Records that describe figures
/---

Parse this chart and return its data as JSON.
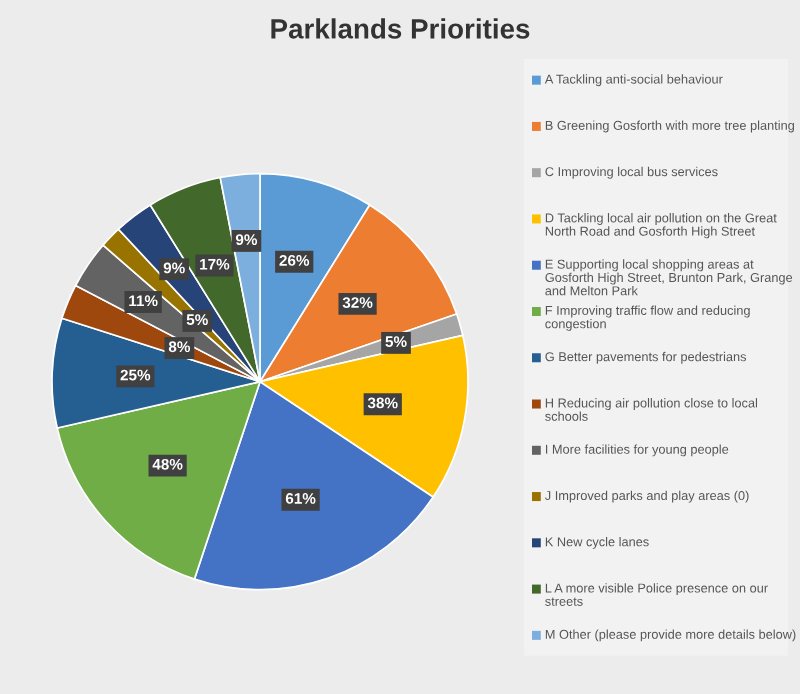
{
  "chart_data": {
    "type": "pie",
    "title": "Parklands Priorities",
    "categories": [
      "A Tackling anti-social behaviour",
      "B Greening Gosforth with more tree planting",
      "C Improving local bus services",
      "D Tackling local air pollution on the Great North Road and Gosforth High Street",
      "E Supporting local shopping areas at Gosforth High Street, Brunton Park, Grange and Melton Park",
      "F Improving traffic flow and reducing congestion",
      "G Better pavements for pedestrians",
      "H Reducing air pollution close to local schools",
      "I More facilities for young people",
      "J Improved parks and play areas (0)",
      "K New cycle lanes",
      "L A more visible Police presence on our streets",
      "M Other (please provide more details below)"
    ],
    "values": [
      26,
      32,
      5,
      38,
      61,
      48,
      25,
      8,
      11,
      5,
      9,
      17,
      9
    ],
    "value_labels": [
      "26%",
      "32%",
      "5%",
      "38%",
      "61%",
      "48%",
      "25%",
      "8%",
      "11%",
      "5%",
      "9%",
      "17%",
      "9%"
    ],
    "colors": [
      "#5b9bd5",
      "#ed7d31",
      "#a5a5a5",
      "#ffc000",
      "#4472c4",
      "#70ad47",
      "#255e91",
      "#9e480e",
      "#636363",
      "#997300",
      "#264478",
      "#43682b",
      "#7cafdd"
    ],
    "legend": "right"
  }
}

\---

WHAT IS NEEDED ->
Exclude the images, then output the data above word for word.

ANSWER TO THE TASK ->
Parse this chart and return its data as JSON.
{
  "chart_data": {
    "type": "pie",
    "title": "Parklands Priorities",
    "categories": [
      "A Tackling anti-social behaviour",
      "B Greening Gosforth with more tree planting",
      "C Improving local bus services",
      "D Tackling local air pollution on the Great North Road and Gosforth High Street",
      "E Supporting local shopping areas at Gosforth High Street, Brunton Park, Grange and Melton Park",
      "F Improving traffic flow and reducing congestion",
      "G Better pavements for pedestrians",
      "H Reducing air pollution close to local schools",
      "I More facilities for young people",
      "J Improved parks and play areas (0)",
      "K New cycle lanes",
      "L A more visible Police presence on our streets",
      "M Other (please provide more details below)"
    ],
    "values": [
      26,
      32,
      5,
      38,
      61,
      48,
      25,
      8,
      11,
      5,
      9,
      17,
      9
    ],
    "value_labels": [
      "26%",
      "32%",
      "5%",
      "38%",
      "61%",
      "48%",
      "25%",
      "8%",
      "11%",
      "5%",
      "9%",
      "17%",
      "9%"
    ],
    "colors": [
      "#5b9bd5",
      "#ed7d31",
      "#a5a5a5",
      "#ffc000",
      "#4472c4",
      "#70ad47",
      "#255e91",
      "#9e480e",
      "#636363",
      "#997300",
      "#264478",
      "#43682b",
      "#7cafdd"
    ],
    "legend": "right"
  }
}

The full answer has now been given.